== WRITTEN TASK ==
Transcribe the data that follows precisely, omitting nothing.

== GIVEN RECORDS ==
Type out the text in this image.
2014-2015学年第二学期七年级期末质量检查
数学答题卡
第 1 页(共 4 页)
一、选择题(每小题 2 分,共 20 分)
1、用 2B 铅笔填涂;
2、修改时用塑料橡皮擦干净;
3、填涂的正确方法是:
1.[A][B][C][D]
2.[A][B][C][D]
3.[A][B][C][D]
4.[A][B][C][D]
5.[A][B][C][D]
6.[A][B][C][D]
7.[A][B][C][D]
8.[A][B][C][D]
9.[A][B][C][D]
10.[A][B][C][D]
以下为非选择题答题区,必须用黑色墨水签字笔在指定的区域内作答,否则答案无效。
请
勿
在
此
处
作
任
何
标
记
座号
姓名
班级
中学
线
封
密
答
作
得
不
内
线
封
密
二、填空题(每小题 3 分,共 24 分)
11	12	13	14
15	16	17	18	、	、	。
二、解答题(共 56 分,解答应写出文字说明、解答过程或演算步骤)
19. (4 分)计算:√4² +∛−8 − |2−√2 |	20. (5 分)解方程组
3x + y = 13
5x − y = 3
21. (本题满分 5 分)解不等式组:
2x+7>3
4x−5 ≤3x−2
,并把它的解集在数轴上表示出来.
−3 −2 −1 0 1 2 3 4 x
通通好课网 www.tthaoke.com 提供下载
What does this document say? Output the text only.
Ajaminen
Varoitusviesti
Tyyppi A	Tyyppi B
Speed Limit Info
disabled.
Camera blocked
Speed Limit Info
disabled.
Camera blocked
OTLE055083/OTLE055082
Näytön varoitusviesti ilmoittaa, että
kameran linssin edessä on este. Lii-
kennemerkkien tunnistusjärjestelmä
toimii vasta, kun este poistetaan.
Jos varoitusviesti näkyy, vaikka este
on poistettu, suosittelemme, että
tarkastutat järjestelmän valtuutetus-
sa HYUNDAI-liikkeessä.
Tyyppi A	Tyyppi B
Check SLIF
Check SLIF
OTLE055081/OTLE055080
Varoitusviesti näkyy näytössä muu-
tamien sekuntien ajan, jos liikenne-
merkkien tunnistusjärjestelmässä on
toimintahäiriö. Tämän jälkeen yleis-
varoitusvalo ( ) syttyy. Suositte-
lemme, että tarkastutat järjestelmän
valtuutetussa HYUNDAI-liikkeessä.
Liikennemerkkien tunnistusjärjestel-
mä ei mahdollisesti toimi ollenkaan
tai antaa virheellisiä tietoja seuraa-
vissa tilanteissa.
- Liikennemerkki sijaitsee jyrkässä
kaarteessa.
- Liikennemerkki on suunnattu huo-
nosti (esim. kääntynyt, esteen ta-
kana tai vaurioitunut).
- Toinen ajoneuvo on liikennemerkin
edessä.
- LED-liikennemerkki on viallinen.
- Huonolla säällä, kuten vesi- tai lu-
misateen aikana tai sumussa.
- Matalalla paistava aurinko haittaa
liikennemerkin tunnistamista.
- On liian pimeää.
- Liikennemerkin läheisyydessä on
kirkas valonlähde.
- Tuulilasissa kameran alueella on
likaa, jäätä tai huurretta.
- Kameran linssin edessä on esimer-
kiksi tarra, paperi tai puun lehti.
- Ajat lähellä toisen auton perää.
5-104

== RESULT ==
Type out the text in this image.
2014-2015学年第二学期七年级期末质量检查
数学答题卡
第 1 页(共 4 页)
一、选择题(每小题 2 分,共 20 分)
1、用 2B 铅笔填涂;
2、修改时用塑料橡皮擦干净;
3、填涂的正确方法是:
1.[A][B][C][D]
2.[A][B][C][D]
3.[A][B][C][D]
4.[A][B][C][D]
5.[A][B][C][D]
6.[A][B][C][D]
7.[A][B][C][D]
8.[A][B][C][D]
9.[A][B][C][D]
10.[A][B][C][D]
以下为非选择题答题区,必须用黑色墨水签字笔在指定的区域内作答,否则答案无效。
请
勿
在
此
处
作
任
何
标
记
座号
姓名
班级
中学
线
封
密
答
作
得
不
内
线
封
密
二、填空题(每小题 3 分,共 24 分)
11	12	13	14
15	16	17	18	、	、	。
二、解答题(共 56 分,解答应写出文字说明、解答过程或演算步骤)
19. (4 分)计算:√4² +∛−8 − |2−√2 |	20. (5 分)解方程组
3x + y = 13
5x − y = 3
21. (本题满分 5 分)解不等式组:
2x+7>3
4x−5 ≤3x−2
,并把它的解集在数轴上表示出来.
−3 −2 −1 0 1 2 3 4 x
通通好课网 www.tthaoke.com 提供下载
What does this document say? Output the text only.
Ajaminen
Varoitusviesti
Tyyppi A	Tyyppi B
Speed Limit Info
disabled.
Camera blocked
Speed Limit Info
disabled.
Camera blocked
OTLE055083/OTLE055082
Näytön varoitusviesti ilmoittaa, että
kameran linssin edessä on este. Lii-
kennemerkkien tunnistusjärjestelmä
toimii vasta, kun este poistetaan.
Jos varoitusviesti näkyy, vaikka este
on poistettu, suosittelemme, että
tarkastutat järjestelmän valtuutetus-
sa HYUNDAI-liikkeessä.
Tyyppi A	Tyyppi B
Check SLIF
Check SLIF
OTLE055081/OTLE055080
Varoitusviesti näkyy näytössä muu-
tamien sekuntien ajan, jos liikenne-
merkkien tunnistusjärjestelmässä on
toimintahäiriö. Tämän jälkeen yleis-
varoitusvalo ( ) syttyy. Suositte-
lemme, että tarkastutat järjestelmän
valtuutetussa HYUNDAI-liikkeessä.
Liikennemerkkien tunnistusjärjestel-
mä ei mahdollisesti toimi ollenkaan
tai antaa virheellisiä tietoja seuraa-
vissa tilanteissa.
- Liikennemerkki sijaitsee jyrkässä
kaarteessa.
- Liikennemerkki on suunnattu huo-
nosti (esim. kääntynyt, esteen ta-
kana tai vaurioitunut).
- Toinen ajoneuvo on liikennemerkin
edessä.
- LED-liikennemerkki on viallinen.
- Huonolla säällä, kuten vesi- tai lu-
misateen aikana tai sumussa.
- Matalalla paistava aurinko haittaa
liikennemerkin tunnistamista.
- On liian pimeää.
- Liikennemerkin läheisyydessä on
kirkas valonlähde.
- Tuulilasissa kameran alueella on
likaa, jäätä tai huurretta.
- Kameran linssin edessä on esimer-
kiksi tarra, paperi tai puun lehti.
- Ajat lähellä toisen auton perää.
5-104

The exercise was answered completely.